Collected data

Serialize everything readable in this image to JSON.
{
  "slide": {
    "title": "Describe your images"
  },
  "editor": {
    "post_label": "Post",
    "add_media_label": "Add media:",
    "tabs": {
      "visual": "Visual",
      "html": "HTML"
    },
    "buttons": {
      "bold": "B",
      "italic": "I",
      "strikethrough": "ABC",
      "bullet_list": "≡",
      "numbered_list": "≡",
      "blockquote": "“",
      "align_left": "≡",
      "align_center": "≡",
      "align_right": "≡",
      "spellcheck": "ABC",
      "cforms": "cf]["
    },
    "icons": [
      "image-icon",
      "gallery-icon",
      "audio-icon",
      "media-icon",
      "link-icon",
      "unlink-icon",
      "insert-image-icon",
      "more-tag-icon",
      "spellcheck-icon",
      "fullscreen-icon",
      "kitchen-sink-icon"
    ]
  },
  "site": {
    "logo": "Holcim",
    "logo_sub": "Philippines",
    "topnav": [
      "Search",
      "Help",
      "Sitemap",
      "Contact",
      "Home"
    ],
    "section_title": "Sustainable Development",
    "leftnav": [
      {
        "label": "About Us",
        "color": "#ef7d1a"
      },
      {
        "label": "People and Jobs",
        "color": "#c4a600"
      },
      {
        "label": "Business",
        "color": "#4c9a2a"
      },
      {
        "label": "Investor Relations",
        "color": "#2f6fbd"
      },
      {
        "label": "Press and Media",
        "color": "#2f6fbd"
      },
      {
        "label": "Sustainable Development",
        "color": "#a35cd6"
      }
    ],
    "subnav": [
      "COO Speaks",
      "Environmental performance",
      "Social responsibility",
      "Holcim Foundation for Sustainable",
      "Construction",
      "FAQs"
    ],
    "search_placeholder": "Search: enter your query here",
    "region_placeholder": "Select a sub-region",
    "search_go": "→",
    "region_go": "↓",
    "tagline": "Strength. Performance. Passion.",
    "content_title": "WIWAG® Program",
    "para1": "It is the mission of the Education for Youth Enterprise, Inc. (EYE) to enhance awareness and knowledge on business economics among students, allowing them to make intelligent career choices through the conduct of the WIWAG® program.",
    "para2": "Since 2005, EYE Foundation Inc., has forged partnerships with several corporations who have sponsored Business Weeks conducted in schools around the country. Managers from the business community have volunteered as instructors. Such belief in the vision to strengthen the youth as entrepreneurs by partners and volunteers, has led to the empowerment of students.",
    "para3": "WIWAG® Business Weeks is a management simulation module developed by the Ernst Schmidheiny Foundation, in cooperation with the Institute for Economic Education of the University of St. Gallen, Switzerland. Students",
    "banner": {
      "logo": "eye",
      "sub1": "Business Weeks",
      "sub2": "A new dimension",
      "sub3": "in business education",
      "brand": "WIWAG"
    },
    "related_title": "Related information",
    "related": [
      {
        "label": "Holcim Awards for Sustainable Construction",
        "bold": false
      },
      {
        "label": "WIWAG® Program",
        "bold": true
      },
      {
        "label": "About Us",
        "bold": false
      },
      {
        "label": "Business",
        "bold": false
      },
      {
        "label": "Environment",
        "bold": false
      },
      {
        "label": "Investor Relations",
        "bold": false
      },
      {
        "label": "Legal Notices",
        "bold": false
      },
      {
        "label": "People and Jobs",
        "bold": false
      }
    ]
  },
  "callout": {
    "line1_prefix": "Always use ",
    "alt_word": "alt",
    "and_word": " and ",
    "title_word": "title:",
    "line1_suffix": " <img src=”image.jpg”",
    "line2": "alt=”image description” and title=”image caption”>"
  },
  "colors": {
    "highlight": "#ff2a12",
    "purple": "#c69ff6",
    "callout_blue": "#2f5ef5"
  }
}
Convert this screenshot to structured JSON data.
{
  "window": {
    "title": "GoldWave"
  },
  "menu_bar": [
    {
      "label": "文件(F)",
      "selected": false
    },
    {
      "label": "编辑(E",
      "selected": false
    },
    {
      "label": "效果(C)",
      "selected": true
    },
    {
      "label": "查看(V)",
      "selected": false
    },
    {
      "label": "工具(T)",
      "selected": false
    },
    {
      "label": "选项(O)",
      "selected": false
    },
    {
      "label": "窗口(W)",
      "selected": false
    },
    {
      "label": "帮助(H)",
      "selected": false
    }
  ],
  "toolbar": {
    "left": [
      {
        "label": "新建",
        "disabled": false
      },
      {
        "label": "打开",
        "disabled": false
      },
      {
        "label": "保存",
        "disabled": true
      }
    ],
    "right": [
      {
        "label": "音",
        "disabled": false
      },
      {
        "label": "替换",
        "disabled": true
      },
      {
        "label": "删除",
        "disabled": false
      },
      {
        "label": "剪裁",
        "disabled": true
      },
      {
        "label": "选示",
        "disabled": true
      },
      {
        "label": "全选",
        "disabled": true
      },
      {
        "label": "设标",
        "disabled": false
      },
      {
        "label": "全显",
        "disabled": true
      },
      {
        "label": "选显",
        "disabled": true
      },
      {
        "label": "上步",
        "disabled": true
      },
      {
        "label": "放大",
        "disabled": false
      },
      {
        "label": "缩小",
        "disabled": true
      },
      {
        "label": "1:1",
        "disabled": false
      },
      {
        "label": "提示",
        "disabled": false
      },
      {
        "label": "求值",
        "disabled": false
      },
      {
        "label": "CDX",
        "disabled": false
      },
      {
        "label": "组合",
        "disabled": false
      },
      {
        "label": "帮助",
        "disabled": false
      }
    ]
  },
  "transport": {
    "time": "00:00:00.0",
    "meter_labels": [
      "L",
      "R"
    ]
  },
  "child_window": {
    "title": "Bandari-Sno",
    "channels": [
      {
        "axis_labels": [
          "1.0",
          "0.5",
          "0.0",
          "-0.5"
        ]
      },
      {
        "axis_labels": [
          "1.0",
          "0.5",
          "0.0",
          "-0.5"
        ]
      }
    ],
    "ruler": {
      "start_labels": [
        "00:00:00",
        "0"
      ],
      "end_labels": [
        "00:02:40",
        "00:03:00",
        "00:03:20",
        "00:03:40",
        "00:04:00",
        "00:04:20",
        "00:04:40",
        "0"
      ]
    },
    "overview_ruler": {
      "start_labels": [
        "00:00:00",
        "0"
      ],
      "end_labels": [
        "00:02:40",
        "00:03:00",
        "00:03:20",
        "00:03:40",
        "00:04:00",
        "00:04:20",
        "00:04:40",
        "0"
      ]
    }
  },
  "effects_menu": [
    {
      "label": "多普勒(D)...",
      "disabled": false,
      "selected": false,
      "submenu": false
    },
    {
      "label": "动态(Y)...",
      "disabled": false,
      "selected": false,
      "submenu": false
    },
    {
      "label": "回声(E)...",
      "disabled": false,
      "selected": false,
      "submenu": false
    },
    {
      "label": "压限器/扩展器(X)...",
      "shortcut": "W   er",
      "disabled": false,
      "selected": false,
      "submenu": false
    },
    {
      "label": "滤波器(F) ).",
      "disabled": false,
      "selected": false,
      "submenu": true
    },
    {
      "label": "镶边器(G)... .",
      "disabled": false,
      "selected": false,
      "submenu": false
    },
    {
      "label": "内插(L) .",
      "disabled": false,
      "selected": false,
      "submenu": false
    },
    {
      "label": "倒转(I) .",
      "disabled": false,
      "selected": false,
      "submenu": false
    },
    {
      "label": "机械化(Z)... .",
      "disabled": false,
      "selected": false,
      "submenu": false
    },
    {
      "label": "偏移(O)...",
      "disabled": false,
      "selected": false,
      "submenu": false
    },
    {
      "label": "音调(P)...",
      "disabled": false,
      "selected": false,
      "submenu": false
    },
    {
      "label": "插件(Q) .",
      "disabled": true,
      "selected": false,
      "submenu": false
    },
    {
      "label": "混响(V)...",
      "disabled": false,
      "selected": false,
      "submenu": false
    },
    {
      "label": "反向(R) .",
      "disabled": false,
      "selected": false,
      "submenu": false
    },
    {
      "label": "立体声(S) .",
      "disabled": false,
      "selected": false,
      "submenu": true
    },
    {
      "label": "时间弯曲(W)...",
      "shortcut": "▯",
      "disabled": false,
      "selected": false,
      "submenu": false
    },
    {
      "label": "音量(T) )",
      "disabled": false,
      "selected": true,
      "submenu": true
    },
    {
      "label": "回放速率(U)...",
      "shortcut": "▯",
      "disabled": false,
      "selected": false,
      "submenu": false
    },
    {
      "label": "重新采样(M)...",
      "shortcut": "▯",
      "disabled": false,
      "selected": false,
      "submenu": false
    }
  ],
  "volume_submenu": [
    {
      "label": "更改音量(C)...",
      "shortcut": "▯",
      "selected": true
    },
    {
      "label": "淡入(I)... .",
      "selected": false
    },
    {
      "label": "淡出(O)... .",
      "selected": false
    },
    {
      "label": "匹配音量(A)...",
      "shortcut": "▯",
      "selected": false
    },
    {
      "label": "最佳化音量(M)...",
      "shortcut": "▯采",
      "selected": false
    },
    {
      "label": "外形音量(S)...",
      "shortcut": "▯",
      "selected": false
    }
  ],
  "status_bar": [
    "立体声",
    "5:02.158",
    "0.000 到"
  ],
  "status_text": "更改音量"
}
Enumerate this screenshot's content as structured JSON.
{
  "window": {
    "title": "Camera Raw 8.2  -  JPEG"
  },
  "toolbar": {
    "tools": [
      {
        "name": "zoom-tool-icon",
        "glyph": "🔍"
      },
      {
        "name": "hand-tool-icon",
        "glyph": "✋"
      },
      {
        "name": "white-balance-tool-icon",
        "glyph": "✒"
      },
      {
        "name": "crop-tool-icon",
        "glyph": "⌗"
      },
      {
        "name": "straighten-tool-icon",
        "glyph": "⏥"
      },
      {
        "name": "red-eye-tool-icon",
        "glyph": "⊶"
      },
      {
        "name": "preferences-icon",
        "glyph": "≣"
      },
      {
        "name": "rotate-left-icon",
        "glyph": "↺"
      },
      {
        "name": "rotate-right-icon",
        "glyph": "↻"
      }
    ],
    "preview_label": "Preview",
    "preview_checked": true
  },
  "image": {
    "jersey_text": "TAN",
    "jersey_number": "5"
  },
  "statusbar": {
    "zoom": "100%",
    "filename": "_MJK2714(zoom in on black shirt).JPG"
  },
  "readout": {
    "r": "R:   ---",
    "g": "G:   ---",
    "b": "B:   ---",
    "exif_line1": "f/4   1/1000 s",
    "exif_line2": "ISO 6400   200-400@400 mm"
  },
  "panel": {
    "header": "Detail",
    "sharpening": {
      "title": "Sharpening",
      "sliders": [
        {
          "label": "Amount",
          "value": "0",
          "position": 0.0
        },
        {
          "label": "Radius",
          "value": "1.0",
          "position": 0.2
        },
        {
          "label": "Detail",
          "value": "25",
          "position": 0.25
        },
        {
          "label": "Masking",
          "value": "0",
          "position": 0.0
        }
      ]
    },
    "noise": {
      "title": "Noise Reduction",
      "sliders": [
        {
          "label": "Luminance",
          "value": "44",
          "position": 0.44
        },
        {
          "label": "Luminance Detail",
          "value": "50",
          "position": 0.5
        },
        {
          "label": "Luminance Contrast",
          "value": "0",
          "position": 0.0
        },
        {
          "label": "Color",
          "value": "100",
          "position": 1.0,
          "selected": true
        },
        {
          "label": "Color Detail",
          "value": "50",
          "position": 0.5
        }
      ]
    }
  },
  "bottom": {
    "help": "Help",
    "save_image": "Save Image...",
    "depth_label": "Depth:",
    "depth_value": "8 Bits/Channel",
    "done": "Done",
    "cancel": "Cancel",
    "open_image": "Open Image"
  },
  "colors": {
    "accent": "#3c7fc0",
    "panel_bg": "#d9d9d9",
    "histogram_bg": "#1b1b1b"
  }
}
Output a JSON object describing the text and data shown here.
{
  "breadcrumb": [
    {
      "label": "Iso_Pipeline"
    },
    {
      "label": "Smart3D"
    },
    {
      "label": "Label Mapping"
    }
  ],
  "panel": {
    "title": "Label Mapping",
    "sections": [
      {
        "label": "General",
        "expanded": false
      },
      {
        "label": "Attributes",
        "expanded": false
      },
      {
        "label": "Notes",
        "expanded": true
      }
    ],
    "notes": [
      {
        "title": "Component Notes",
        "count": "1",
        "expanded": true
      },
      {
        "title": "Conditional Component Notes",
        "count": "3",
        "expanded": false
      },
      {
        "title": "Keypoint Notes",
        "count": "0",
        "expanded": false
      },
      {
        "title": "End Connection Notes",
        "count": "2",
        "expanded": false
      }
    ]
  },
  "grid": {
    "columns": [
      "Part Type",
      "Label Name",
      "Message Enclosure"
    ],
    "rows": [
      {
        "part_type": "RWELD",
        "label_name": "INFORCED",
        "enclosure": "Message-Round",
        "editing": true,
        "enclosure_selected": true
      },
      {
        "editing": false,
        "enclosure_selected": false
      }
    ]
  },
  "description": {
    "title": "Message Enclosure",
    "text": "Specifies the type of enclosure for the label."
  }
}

- _Instruction_
Copy each line of the records above that carries the word "Component".

- _Reply_
        "title": "Component Notes",
        "title": "Conditional Component Notes",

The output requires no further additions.